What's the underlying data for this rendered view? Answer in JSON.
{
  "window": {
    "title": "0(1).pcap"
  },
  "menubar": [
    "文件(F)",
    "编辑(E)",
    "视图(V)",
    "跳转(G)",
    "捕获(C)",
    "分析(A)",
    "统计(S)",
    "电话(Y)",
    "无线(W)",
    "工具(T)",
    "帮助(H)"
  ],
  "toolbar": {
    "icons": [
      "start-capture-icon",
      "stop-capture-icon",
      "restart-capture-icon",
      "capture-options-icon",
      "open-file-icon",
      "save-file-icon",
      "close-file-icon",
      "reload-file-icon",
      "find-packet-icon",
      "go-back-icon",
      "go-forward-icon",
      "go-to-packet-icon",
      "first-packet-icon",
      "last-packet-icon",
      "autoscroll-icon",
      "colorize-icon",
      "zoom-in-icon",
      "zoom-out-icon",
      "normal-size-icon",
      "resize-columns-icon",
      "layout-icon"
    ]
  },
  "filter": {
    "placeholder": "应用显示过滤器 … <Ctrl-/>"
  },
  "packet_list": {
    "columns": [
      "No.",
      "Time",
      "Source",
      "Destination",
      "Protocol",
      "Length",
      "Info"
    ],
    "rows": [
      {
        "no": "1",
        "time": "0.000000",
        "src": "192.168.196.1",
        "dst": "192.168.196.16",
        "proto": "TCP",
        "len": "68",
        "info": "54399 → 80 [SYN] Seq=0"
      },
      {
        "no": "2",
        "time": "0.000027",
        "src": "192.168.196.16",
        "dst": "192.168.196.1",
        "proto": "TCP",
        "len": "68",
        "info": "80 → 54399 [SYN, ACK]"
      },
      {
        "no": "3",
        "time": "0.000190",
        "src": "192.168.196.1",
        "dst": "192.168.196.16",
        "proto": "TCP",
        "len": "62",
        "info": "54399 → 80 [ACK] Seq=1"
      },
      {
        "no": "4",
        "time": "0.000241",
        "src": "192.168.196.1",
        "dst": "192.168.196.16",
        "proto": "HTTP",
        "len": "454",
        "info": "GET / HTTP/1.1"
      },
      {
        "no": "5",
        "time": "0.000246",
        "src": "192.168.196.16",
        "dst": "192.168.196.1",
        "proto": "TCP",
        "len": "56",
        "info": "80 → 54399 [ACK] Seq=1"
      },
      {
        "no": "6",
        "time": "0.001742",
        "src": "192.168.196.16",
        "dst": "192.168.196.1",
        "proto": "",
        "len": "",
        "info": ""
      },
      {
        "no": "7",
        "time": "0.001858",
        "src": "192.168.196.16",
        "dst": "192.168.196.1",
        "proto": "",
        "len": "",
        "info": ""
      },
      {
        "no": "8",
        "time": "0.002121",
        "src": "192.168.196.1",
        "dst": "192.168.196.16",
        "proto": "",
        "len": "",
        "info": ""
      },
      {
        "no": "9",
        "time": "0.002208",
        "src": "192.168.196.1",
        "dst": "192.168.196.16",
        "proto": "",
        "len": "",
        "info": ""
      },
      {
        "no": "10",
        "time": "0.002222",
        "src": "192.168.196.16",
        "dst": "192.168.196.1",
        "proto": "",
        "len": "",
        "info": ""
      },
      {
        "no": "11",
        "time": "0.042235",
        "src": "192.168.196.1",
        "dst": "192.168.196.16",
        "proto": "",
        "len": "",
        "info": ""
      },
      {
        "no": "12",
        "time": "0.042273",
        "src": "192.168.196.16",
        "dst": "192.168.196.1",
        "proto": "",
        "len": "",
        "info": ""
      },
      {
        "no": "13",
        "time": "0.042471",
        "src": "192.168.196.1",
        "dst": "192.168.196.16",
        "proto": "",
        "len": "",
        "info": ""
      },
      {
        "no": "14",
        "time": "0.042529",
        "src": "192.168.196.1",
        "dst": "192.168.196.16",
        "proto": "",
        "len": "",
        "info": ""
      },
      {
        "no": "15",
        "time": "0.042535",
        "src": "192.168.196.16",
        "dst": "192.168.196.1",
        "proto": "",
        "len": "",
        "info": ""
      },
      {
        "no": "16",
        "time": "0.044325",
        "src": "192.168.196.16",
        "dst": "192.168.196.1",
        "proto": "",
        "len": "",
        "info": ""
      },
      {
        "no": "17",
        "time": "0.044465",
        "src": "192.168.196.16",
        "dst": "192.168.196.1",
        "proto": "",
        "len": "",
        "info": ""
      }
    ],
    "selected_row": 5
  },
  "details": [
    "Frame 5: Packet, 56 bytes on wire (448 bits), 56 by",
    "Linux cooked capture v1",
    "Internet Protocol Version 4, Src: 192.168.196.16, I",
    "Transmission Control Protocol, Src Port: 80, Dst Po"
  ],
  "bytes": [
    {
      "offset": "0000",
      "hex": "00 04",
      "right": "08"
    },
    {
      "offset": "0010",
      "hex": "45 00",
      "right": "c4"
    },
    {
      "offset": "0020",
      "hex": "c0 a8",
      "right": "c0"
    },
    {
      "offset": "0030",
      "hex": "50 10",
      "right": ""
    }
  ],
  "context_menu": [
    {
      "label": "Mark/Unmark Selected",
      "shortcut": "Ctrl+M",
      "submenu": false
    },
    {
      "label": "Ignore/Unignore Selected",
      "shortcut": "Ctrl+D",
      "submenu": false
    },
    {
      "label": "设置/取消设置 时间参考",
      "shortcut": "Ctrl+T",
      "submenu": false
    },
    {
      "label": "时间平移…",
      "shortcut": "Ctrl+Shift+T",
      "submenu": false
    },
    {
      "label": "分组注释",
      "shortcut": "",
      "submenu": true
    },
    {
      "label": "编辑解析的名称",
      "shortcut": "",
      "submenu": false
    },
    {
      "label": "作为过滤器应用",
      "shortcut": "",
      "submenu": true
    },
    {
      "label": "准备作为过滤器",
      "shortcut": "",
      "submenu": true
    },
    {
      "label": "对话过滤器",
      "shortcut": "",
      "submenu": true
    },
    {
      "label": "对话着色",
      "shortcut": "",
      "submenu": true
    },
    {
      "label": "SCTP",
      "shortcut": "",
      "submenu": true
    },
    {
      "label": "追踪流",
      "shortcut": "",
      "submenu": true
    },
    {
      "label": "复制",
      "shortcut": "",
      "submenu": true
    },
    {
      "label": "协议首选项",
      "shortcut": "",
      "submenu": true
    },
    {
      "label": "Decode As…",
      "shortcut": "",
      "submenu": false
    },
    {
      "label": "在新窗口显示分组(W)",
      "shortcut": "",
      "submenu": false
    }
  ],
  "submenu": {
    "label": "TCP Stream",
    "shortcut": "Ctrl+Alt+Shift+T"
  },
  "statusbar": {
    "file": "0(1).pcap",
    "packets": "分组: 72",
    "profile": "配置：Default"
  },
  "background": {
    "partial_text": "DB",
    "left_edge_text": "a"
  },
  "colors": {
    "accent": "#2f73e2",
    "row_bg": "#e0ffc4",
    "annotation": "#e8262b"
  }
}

> EXERCISE
Copy out the whole listing exactly as written.

> WRITTEN SOLUTION
What's the underlying data for this rendered view? Answer in JSON.
{
  "window": {
    "title": "0(1).pcap"
  },
  "menubar": [
    "文件(F)",
    "编辑(E)",
    "视图(V)",
    "跳转(G)",
    "捕获(C)",
    "分析(A)",
    "统计(S)",
    "电话(Y)",
    "无线(W)",
    "工具(T)",
    "帮助(H)"
  ],
  "toolbar": {
    "icons": [
      "start-capture-icon",
      "stop-capture-icon",
      "restart-capture-icon",
      "capture-options-icon",
      "open-file-icon",
      "save-file-icon",
      "close-file-icon",
      "reload-file-icon",
      "find-packet-icon",
      "go-back-icon",
      "go-forward-icon",
      "go-to-packet-icon",
      "first-packet-icon",
      "last-packet-icon",
      "autoscroll-icon",
      "colorize-icon",
      "zoom-in-icon",
      "zoom-out-icon",
      "normal-size-icon",
      "resize-columns-icon",
      "layout-icon"
    ]
  },
  "filter": {
    "placeholder": "应用显示过滤器 … <Ctrl-/>"
  },
  "packet_list": {
    "columns": [
      "No.",
      "Time",
      "Source",
      "Destination",
      "Protocol",
      "Length",
      "Info"
    ],
    "rows": [
      {
        "no": "1",
        "time": "0.000000",
        "src": "192.168.196.1",
        "dst": "192.168.196.16",
        "proto": "TCP",
        "len": "68",
        "info": "54399 → 80 [SYN] Seq=0"
      },
      {
        "no": "2",
        "time": "0.000027",
        "src": "192.168.196.16",
        "dst": "192.168.196.1",
        "proto": "TCP",
        "len": "68",
        "info": "80 → 54399 [SYN, ACK]"
      },
      {
        "no": "3",
        "time": "0.000190",
        "src": "192.168.196.1",
        "dst": "192.168.196.16",
        "proto": "TCP",
        "len": "62",
        "info": "54399 → 80 [ACK] Seq=1"
      },
      {
        "no": "4",
        "time": "0.000241",
        "src": "192.168.196.1",
        "dst": "192.168.196.16",
        "proto": "HTTP",
        "len": "454",
        "info": "GET / HTTP/1.1"
      },
      {
        "no": "5",
        "time": "0.000246",
        "src": "192.168.196.16",
        "dst": "192.168.196.1",
        "proto": "TCP",
        "len": "56",
        "info": "80 → 54399 [ACK] Seq=1"
      },
      {
        "no": "6",
        "time": "0.001742",
        "src": "192.168.196.16",
        "dst": "192.168.196.1",
        "proto": "",
        "len": "",
        "info": ""
      },
      {
        "no": "7",
        "time": "0.001858",
        "src": "192.168.196.16",
        "dst": "192.168.196.1",
        "proto": "",
        "len": "",
        "info": ""
      },
      {
        "no": "8",
        "time": "0.002121",
        "src": "192.168.196.1",
        "dst": "192.168.196.16",
        "proto": "",
        "len": "",
        "info": ""
      },
      {
        "no": "9",
        "time": "0.002208",
        "src": "192.168.196.1",
        "dst": "192.168.196.16",
        "proto": "",
        "len": "",
        "info": ""
      },
      {
        "no": "10",
        "time": "0.002222",
        "src": "192.168.196.16",
        "dst": "192.168.196.1",
        "proto": "",
        "len": "",
        "info": ""
      },
      {
        "no": "11",
        "time": "0.042235",
        "src": "192.168.196.1",
        "dst": "192.168.196.16",
        "proto": "",
        "len": "",
        "info": ""
      },
      {
        "no": "12",
        "time": "0.042273",
        "src": "192.168.196.16",
        "dst": "192.168.196.1",
        "proto": "",
        "len": "",
        "info": ""
      },
      {
        "no": "13",
        "time": "0.042471",
        "src": "192.168.196.1",
        "dst": "192.168.196.16",
        "proto": "",
        "len": "",
        "info": ""
      },
      {
        "no": "14",
        "time": "0.042529",
        "src": "192.168.196.1",
        "dst": "192.168.196.16",
        "proto": "",
        "len": "",
        "info": ""
      },
      {
        "no": "15",
        "time": "0.042535",
        "src": "192.168.196.16",
        "dst": "192.168.196.1",
        "proto": "",
        "len": "",
        "info": ""
      },
      {
        "no": "16",
        "time": "0.044325",
        "src": "192.168.196.16",
        "dst": "192.168.196.1",
        "proto": "",
        "len": "",
        "info": ""
      },
      {
        "no": "17",
        "time": "0.044465",
        "src": "192.168.196.16",
        "dst": "192.168.196.1",
        "proto": "",
        "len": "",
        "info": ""
      }
    ],
    "selected_row": 5
  },
  "details": [
    "Frame 5: Packet, 56 bytes on wire (448 bits), 56 by",
    "Linux cooked capture v1",
    "Internet Protocol Version 4, Src: 192.168.196.16, I",
    "Transmission Control Protocol, Src Port: 80, Dst Po"
  ],
  "bytes": [
    {
      "offset": "0000",
      "hex": "00 04",
      "right": "08"
    },
    {
      "offset": "0010",
      "hex": "45 00",
      "right": "c4"
    },
    {
      "offset": "0020",
      "hex": "c0 a8",
      "right": "c0"
    },
    {
      "offset": "0030",
      "hex": "50 10",
      "right": ""
    }
  ],
  "context_menu": [
    {
      "label": "Mark/Unmark Selected",
      "shortcut": "Ctrl+M",
      "submenu": false
    },
    {
      "label": "Ignore/Unignore Selected",
      "shortcut": "Ctrl+D",
      "submenu": false
    },
    {
      "label": "设置/取消设置 时间参考",
      "shortcut": "Ctrl+T",
      "submenu": false
    },
    {
      "label": "时间平移…",
      "shortcut": "Ctrl+Shift+T",
      "submenu": false
    },
    {
      "label": "分组注释",
      "shortcut": "",
      "submenu": true
    },
    {
      "label": "编辑解析的名称",
      "shortcut": "",
      "submenu": false
    },
    {
      "label": "作为过滤器应用",
      "shortcut": "",
      "submenu": true
    },
    {
      "label": "准备作为过滤器",
      "shortcut": "",
      "submenu": true
    },
    {
      "label": "对话过滤器",
      "shortcut": "",
      "submenu": true
    },
    {
      "label": "对话着色",
      "shortcut": "",
      "submenu": true
    },
    {
      "label": "SCTP",
      "shortcut": "",
      "submenu": true
    },
    {
      "label": "追踪流",
      "shortcut": "",
      "submenu": true
    },
    {
      "label": "复制",
      "shortcut": "",
      "submenu": true
    },
    {
      "label": "协议首选项",
      "shortcut": "",
      "submenu": true
    },
    {
      "label": "Decode As…",
      "shortcut": "",
      "submenu": false
    },
    {
      "label": "在新窗口显示分组(W)",
      "shortcut": "",
      "submenu": false
    }
  ],
  "submenu": {
    "label": "TCP Stream",
    "shortcut": "Ctrl+Alt+Shift+T"
  },
  "statusbar": {
    "file": "0(1).pcap",
    "packets": "分组: 72",
    "profile": "配置：Default"
  },
  "background": {
    "partial_text": "DB",
    "left_edge_text": "a"
  },
  "colors": {
    "accent": "#2f73e2",
    "row_bg": "#e0ffc4",
    "annotation": "#e8262b"
  }
}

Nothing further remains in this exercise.